Provided passage -
==================================================

What is a good reason for NOT switching to cloud computing?

While navigating the Cloud Computing, VMware, Virtualization and Enterprise 2.0 Group on LinkedIn, I ran across this question, originally asked in Focus, a network of business and technology experts, thought leaders, and veteran practitioners.

“What is a good reason for NOT switching to a cloud computing system?”
Let me begin by saying, that is an excellent question, and one that I recommend should be well thought out during your analysis of any potential Cloud migration. That being said, the question also inspired me to have a little fun, and include some additional reasons why you should NOT move to the Cloud.

Note: For those of you with no sense of humor, please do not proceed. Do not pass Go, and do not collect $200. Proceed at your own risk!

  1. You love new technology – specially all the bright, colorful, blinking lights on the pretty boxes.
  2. You enjoy the feel of cold, hard, metal boxes in the summer and hot metal boxes in the winter.
  3. Writing warranty, maintenance, and big electric checks helps you with your calligraphy.
  4. You find software upgrade discussions intellectually stimulating.

==================================================

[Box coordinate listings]
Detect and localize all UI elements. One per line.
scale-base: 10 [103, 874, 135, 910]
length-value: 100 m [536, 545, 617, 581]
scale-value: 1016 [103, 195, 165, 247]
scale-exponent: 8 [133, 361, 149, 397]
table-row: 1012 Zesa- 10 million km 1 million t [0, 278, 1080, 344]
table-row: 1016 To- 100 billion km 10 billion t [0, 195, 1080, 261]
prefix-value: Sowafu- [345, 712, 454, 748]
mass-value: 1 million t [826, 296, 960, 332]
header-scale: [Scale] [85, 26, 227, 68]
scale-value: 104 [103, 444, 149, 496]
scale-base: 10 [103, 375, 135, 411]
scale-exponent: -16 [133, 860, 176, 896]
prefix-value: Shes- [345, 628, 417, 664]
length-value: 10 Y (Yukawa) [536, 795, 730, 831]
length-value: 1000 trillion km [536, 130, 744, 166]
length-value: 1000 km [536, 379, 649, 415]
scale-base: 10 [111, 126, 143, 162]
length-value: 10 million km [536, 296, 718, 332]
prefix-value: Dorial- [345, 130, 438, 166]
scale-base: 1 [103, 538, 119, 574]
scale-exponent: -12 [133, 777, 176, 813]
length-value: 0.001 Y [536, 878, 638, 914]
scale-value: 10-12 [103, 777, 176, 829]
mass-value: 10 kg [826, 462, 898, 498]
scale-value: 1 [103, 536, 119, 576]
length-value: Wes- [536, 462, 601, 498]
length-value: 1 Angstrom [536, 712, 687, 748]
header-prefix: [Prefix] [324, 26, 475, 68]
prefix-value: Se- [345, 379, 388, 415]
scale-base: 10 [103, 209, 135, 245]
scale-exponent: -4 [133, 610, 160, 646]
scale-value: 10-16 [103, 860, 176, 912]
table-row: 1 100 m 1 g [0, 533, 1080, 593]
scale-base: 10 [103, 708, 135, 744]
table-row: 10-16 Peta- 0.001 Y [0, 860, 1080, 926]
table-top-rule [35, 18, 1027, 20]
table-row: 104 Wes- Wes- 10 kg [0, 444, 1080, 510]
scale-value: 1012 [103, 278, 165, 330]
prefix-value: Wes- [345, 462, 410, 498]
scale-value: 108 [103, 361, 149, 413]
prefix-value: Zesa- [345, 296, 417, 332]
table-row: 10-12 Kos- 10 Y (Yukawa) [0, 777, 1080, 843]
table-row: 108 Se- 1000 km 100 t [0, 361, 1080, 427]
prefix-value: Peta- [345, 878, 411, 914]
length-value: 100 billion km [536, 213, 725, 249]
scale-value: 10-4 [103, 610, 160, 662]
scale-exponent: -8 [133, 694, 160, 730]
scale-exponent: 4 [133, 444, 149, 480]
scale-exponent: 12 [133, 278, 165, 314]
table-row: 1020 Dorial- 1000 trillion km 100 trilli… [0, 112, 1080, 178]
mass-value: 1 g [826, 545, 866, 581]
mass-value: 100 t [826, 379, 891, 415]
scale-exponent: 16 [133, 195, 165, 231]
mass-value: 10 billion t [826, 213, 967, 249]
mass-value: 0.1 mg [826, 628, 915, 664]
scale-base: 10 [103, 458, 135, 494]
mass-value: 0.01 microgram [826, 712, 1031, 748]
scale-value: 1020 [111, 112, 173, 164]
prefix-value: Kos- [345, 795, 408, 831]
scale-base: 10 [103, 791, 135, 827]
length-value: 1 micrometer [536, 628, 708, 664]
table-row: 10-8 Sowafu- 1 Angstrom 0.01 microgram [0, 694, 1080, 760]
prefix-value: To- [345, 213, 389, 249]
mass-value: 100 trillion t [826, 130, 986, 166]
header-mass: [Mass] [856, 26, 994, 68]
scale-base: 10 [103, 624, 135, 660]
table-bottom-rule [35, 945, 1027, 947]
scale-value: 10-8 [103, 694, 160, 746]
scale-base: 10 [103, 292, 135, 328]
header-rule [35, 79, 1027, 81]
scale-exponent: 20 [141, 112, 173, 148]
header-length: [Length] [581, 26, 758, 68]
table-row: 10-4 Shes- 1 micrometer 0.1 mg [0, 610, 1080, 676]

==================================================

Work to complete -
a: In the post on reasons not to switch to cloud computing, in which LinkedIn group did the author come across the question?
b: Pick up the post on reasons not to switch to cloud computing after its last line and keep it going.

Answers to each task -
a: The Cloud Computing, VMware, Virtualization and Enterprise 2.0 Group.

b:
  5. You would miss your current software and equipment provider’s wining, dining, and free trips to the ball game.
  6. You would be bored – No more coordinating the configuration, test, development, and integration of hardware and software? What would you do all day?
  7. You don’t believe in first mover advantage, you’re in the last mover advantage camp.
  8. You’d miss the fun of pulling together business cases to justify infrastructure purchases.
  9. You need the fancy, smart-looking business cases to show key execs how much you can “save” them by spending a lot of corporate money (provided they put you in charge of course).
  10. Your career would be negatively impacted without a large IT budget and staff.
  11. You really like spending time with your procurement team.
  12. You treasure the 6-12 week vacation between ordering equipment and waiting for it to arrive.
  13. You love the crinkling sound of unwrapping shrink-wrapped software.
  14. You don’t even own a hybrid car, forget about a hybrid cloud.
  15. You know you can do better than IBM, HP, Microsoft, Amazon, Google,, and any other Cloud Service Provider, you just need more time, more staff, and more budget (wink).
  16. No lock-in for you. You enjoy the freedom of buying hardware from either Dell, HP, Oracle or IBM – forever.
  17. You yearn for a good software integration challenge.
  18. IT governance is your middle name.
  19. That corporate budget is burning a hole in your corporate pocket.
  20. You prefer reading and negotiating internal Operating Level Agreements (OLAs) rather than Service Level Agreements (SLAs).
  21. You have stock holdings in your vendor’s company.
  22. Your company buys hardware and software from your vendor because your vendor buys your products.
  23. Your relatives work at your equipment supplier – in fact, she manages your account.
  24. Cloud Service Provider kickbacks are too small relative to traditional provider kickbacks.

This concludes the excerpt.